Lines of data:
----
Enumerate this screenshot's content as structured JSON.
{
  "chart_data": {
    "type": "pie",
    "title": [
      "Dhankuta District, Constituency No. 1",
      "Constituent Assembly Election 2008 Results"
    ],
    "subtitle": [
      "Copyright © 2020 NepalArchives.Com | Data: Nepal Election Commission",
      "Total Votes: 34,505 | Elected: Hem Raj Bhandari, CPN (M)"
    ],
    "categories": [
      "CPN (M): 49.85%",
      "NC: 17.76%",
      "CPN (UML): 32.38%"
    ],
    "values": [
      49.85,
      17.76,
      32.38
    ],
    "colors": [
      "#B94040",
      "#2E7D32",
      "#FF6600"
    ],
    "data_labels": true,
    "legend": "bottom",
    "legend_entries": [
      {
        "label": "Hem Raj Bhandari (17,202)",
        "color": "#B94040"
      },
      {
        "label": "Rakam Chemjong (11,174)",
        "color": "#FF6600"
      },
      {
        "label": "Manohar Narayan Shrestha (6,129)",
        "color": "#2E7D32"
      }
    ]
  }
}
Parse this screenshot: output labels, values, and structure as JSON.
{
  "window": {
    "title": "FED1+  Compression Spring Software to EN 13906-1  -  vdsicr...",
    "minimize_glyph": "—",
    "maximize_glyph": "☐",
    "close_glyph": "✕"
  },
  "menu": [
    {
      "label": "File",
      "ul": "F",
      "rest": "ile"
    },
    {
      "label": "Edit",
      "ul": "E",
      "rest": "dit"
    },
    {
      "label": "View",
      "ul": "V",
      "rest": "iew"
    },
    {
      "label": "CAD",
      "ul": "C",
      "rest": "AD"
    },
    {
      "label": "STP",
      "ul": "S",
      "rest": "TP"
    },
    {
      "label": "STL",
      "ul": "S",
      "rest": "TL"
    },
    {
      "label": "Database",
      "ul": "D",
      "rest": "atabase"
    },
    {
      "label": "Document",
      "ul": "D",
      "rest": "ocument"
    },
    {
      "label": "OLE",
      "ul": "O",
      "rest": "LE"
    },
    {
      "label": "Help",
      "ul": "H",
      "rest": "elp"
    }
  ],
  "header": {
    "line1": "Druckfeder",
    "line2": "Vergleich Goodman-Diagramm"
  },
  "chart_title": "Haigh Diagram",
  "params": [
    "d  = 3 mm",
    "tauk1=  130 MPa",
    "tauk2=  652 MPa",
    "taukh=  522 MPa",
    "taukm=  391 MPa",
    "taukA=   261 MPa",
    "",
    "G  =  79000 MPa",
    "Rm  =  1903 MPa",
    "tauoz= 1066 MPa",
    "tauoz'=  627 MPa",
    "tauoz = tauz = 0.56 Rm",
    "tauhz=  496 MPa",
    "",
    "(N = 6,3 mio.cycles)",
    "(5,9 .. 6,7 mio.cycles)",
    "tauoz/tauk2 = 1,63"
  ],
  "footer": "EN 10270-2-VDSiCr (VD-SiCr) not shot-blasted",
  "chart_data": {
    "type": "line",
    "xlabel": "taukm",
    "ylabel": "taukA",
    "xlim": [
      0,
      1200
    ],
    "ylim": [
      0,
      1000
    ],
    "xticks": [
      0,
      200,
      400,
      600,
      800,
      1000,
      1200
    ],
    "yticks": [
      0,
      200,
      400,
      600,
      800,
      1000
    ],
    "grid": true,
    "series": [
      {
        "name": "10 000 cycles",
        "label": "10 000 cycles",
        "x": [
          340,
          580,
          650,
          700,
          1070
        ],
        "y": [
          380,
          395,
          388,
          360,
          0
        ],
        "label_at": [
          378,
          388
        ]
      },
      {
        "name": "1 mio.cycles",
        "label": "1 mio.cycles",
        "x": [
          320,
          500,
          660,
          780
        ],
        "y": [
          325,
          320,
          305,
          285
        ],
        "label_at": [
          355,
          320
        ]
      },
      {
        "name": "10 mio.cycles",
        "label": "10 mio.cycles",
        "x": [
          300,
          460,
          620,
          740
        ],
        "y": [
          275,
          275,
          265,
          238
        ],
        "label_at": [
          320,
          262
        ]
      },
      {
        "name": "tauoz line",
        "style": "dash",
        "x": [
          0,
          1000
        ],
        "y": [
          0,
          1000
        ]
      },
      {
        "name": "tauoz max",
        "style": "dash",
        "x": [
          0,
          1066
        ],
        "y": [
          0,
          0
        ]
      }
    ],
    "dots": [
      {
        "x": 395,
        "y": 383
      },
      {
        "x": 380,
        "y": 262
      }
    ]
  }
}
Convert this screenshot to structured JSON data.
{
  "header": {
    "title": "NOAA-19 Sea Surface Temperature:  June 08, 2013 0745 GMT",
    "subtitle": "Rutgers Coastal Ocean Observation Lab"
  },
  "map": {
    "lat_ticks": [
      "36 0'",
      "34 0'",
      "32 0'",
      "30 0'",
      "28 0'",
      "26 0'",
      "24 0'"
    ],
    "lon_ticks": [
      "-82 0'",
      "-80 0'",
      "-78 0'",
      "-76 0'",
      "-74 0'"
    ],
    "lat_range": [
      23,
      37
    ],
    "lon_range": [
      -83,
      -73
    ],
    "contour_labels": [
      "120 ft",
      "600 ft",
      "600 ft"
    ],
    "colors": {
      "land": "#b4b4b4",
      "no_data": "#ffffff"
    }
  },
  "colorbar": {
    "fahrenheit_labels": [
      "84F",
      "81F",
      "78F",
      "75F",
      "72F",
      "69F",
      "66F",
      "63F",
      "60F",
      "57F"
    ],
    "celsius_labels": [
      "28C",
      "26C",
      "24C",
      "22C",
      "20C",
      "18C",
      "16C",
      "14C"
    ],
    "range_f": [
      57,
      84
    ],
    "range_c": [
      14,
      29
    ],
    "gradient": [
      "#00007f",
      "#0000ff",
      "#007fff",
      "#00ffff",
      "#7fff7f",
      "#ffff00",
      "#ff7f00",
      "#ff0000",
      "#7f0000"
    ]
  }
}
----
Your task is to print the whole listing again exactly.

§ RESULT OF THIS EXERCISE
Enumerate this screenshot's content as structured JSON.
{
  "chart_data": {
    "type": "pie",
    "title": [
      "Dhankuta District, Constituency No. 1",
      "Constituent Assembly Election 2008 Results"
    ],
    "subtitle": [
      "Copyright © 2020 NepalArchives.Com | Data: Nepal Election Commission",
      "Total Votes: 34,505 | Elected: Hem Raj Bhandari, CPN (M)"
    ],
    "categories": [
      "CPN (M): 49.85%",
      "NC: 17.76%",
      "CPN (UML): 32.38%"
    ],
    "values": [
      49.85,
      17.76,
      32.38
    ],
    "colors": [
      "#B94040",
      "#2E7D32",
      "#FF6600"
    ],
    "data_labels": true,
    "legend": "bottom",
    "legend_entries": [
      {
        "label": "Hem Raj Bhandari (17,202)",
        "color": "#B94040"
      },
      {
        "label": "Rakam Chemjong (11,174)",
        "color": "#FF6600"
      },
      {
        "label": "Manohar Narayan Shrestha (6,129)",
        "color": "#2E7D32"
      }
    ]
  }
}
Parse this screenshot: output labels, values, and structure as JSON.
{
  "window": {
    "title": "FED1+  Compression Spring Software to EN 13906-1  -  vdsicr...",
    "minimize_glyph": "—",
    "maximize_glyph": "☐",
    "close_glyph": "✕"
  },
  "menu": [
    {
      "label": "File",
      "ul": "F",
      "rest": "ile"
    },
    {
      "label": "Edit",
      "ul": "E",
      "rest": "dit"
    },
    {
      "label": "View",
      "ul": "V",
      "rest": "iew"
    },
    {
      "label": "CAD",
      "ul": "C",
      "rest": "AD"
    },
    {
      "label": "STP",
      "ul": "S",
      "rest": "TP"
    },
    {
      "label": "STL",
      "ul": "S",
      "rest": "TL"
    },
    {
      "label": "Database",
      "ul": "D",
      "rest": "atabase"
    },
    {
      "label": "Document",
      "ul": "D",
      "rest": "ocument"
    },
    {
      "label": "OLE",
      "ul": "O",
      "rest": "LE"
    },
    {
      "label": "Help",
      "ul": "H",
      "rest": "elp"
    }
  ],
  "header": {
    "line1": "Druckfeder",
    "line2": "Vergleich Goodman-Diagramm"
  },
  "chart_title": "Haigh Diagram",
  "params": [
    "d  = 3 mm",
    "tauk1=  130 MPa",
    "tauk2=  652 MPa",
    "taukh=  522 MPa",
    "taukm=  391 MPa",
    "taukA=   261 MPa",
    "",
    "G  =  79000 MPa",
    "Rm  =  1903 MPa",
    "tauoz= 1066 MPa",
    "tauoz'=  627 MPa",
    "tauoz = tauz = 0.56 Rm",
    "tauhz=  496 MPa",
    "",
    "(N = 6,3 mio.cycles)",
    "(5,9 .. 6,7 mio.cycles)",
    "tauoz/tauk2 = 1,63"
  ],
  "footer": "EN 10270-2-VDSiCr (VD-SiCr) not shot-blasted",
  "chart_data": {
    "type": "line",
    "xlabel": "taukm",
    "ylabel": "taukA",
    "xlim": [
      0,
      1200
    ],
    "ylim": [
      0,
      1000
    ],
    "xticks": [
      0,
      200,
      400,
      600,
      800,
      1000,
      1200
    ],
    "yticks": [
      0,
      200,
      400,
      600,
      800,
      1000
    ],
    "grid": true,
    "series": [
      {
        "name": "10 000 cycles",
        "label": "10 000 cycles",
        "x": [
          340,
          580,
          650,
          700,
          1070
        ],
        "y": [
          380,
          395,
          388,
          360,
          0
        ],
        "label_at": [
          378,
          388
        ]
      },
      {
        "name": "1 mio.cycles",
        "label": "1 mio.cycles",
        "x": [
          320,
          500,
          660,
          780
        ],
        "y": [
          325,
          320,
          305,
          285
        ],
        "label_at": [
          355,
          320
        ]
      },
      {
        "name": "10 mio.cycles",
        "label": "10 mio.cycles",
        "x": [
          300,
          460,
          620,
          740
        ],
        "y": [
          275,
          275,
          265,
          238
        ],
        "label_at": [
          320,
          262
        ]
      },
      {
        "name": "tauoz line",
        "style": "dash",
        "x": [
          0,
          1000
        ],
        "y": [
          0,
          1000
        ]
      },
      {
        "name": "tauoz max",
        "style": "dash",
        "x": [
          0,
          1066
        ],
        "y": [
          0,
          0
        ]
      }
    ],
    "dots": [
      {
        "x": 395,
        "y": 383
      },
      {
        "x": 380,
        "y": 262
      }
    ]
  }
}
Convert this screenshot to structured JSON data.
{
  "header": {
    "title": "NOAA-19 Sea Surface Temperature:  June 08, 2013 0745 GMT",
    "subtitle": "Rutgers Coastal Ocean Observation Lab"
  },
  "map": {
    "lat_ticks": [
      "36 0'",
      "34 0'",
      "32 0'",
      "30 0'",
      "28 0'",
      "26 0'",
      "24 0'"
    ],
    "lon_ticks": [
      "-82 0'",
      "-80 0'",
      "-78 0'",
      "-76 0'",
      "-74 0'"
    ],
    "lat_range": [
      23,
      37
    ],
    "lon_range": [
      -83,
      -73
    ],
    "contour_labels": [
      "120 ft",
      "600 ft",
      "600 ft"
    ],
    "colors": {
      "land": "#b4b4b4",
      "no_data": "#ffffff"
    }
  },
  "colorbar": {
    "fahrenheit_labels": [
      "84F",
      "81F",
      "78F",
      "75F",
      "72F",
      "69F",
      "66F",
      "63F",
      "60F",
      "57F"
    ],
    "celsius_labels": [
      "28C",
      "26C",
      "24C",
      "22C",
      "20C",
      "18C",
      "16C",
      "14C"
    ],
    "range_f": [
      57,
      84
    ],
    "range_c": [
      14,
      29
    ],
    "gradient": [
      "#00007f",
      "#0000ff",
      "#007fff",
      "#00ffff",
      "#7fff7f",
      "#ffff00",
      "#ff7f00",
      "#ff0000",
      "#7f0000"
    ]
  }
}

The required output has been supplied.